■ **Material for this exercise**:
....

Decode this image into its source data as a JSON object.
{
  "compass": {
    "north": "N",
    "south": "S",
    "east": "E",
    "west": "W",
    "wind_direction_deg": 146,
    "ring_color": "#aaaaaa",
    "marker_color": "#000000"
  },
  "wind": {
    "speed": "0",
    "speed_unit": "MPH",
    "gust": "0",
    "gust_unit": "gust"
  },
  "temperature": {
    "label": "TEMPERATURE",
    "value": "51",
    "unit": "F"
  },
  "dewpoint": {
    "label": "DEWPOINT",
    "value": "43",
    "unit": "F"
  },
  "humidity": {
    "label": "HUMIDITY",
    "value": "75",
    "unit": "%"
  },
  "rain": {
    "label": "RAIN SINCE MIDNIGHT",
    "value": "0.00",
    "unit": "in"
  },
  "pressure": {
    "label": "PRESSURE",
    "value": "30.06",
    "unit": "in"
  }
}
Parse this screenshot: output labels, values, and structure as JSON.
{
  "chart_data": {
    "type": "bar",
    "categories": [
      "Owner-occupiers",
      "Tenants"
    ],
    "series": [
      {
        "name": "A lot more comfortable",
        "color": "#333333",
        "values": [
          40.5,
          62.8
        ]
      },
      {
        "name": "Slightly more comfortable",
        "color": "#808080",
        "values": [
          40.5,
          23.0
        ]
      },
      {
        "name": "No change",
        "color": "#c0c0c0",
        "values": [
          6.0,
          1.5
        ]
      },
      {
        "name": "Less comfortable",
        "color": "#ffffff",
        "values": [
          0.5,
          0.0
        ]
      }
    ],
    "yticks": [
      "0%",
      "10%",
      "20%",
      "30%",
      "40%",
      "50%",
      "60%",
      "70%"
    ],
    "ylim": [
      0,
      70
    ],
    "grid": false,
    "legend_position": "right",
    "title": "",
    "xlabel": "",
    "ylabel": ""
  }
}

....

■ **Work instructions**: Produce an exact copy of every entry above.

■ **Task answer**:
Decode this image into its source data as a JSON object.
{
  "compass": {
    "north": "N",
    "south": "S",
    "east": "E",
    "west": "W",
    "wind_direction_deg": 146,
    "ring_color": "#aaaaaa",
    "marker_color": "#000000"
  },
  "wind": {
    "speed": "0",
    "speed_unit": "MPH",
    "gust": "0",
    "gust_unit": "gust"
  },
  "temperature": {
    "label": "TEMPERATURE",
    "value": "51",
    "unit": "F"
  },
  "dewpoint": {
    "label": "DEWPOINT",
    "value": "43",
    "unit": "F"
  },
  "humidity": {
    "label": "HUMIDITY",
    "value": "75",
    "unit": "%"
  },
  "rain": {
    "label": "RAIN SINCE MIDNIGHT",
    "value": "0.00",
    "unit": "in"
  },
  "pressure": {
    "label": "PRESSURE",
    "value": "30.06",
    "unit": "in"
  }
}
Parse this screenshot: output labels, values, and structure as JSON.
{
  "chart_data": {
    "type": "bar",
    "categories": [
      "Owner-occupiers",
      "Tenants"
    ],
    "series": [
      {
        "name": "A lot more comfortable",
        "color": "#333333",
        "values": [
          40.5,
          62.8
        ]
      },
      {
        "name": "Slightly more comfortable",
        "color": "#808080",
        "values": [
          40.5,
          23.0
        ]
      },
      {
        "name": "No change",
        "color": "#c0c0c0",
        "values": [
          6.0,
          1.5
        ]
      },
      {
        "name": "Less comfortable",
        "color": "#ffffff",
        "values": [
          0.5,
          0.0
        ]
      }
    ],
    "yticks": [
      "0%",
      "10%",
      "20%",
      "30%",
      "40%",
      "50%",
      "60%",
      "70%"
    ],
    "ylim": [
      0,
      70
    ],
    "grid": false,
    "legend_position": "right",
    "title": "",
    "xlabel": "",
    "ylabel": ""
  }
}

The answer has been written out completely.